SUPPLIED DATA >>

[Start]

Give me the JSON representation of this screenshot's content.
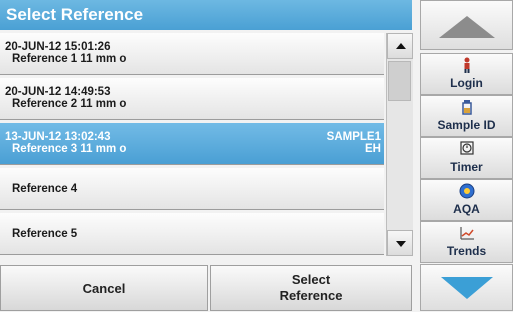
{
  "title": "Select Reference",
  "references": [
    {
      "date_time": "20-JUN-12  15:01:26",
      "name": "Reference 1  11 mm o",
      "sample": "",
      "extra": "",
      "selected": false
    },
    {
      "date_time": "20-JUN-12  14:49:53",
      "name": "Reference 2  11 mm o",
      "sample": "",
      "extra": "",
      "selected": false
    },
    {
      "date_time": "13-JUN-12  13:02:43",
      "name": "Reference 3  11 mm o",
      "sample": "SAMPLE1",
      "extra": "EH",
      "selected": true
    },
    {
      "date_time": "",
      "name": "Reference 4",
      "sample": "",
      "extra": "",
      "selected": false
    },
    {
      "date_time": "",
      "name": "Reference 5",
      "sample": "",
      "extra": "",
      "selected": false
    }
  ],
  "buttons": {
    "cancel": "Cancel",
    "select_line1": "Select",
    "select_line2": "Reference"
  },
  "side_tools": [
    {
      "label": "Login",
      "icon": "person-icon",
      "color": "#c0392b"
    },
    {
      "label": "Sample ID",
      "icon": "sample-bottle-icon",
      "color": "#3a5a9a"
    },
    {
      "label": "Timer",
      "icon": "timer-icon",
      "color": "#333333"
    },
    {
      "label": "AQA",
      "icon": "aqa-globe-icon",
      "color": "#2f6fd0"
    },
    {
      "label": "Trends",
      "icon": "trend-chart-icon",
      "color": "#d04a2a"
    }
  ],
  "colors": {
    "accent": "#4aa0d4",
    "title_bar": "#5aaedc",
    "nav_arrow_down": "#3b9fd6"
  }
}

[End]

WHAT IS EXPECTED >> Search the data for the word "name" and copy each line where it appears.

ANSWER TO THE TASK >>
      "name": "Reference 1  11 mm o",
      "name": "Reference 2  11 mm o",
      "name": "Reference 3  11 mm o",
      "name": "Reference 4",
      "name": "Reference 5",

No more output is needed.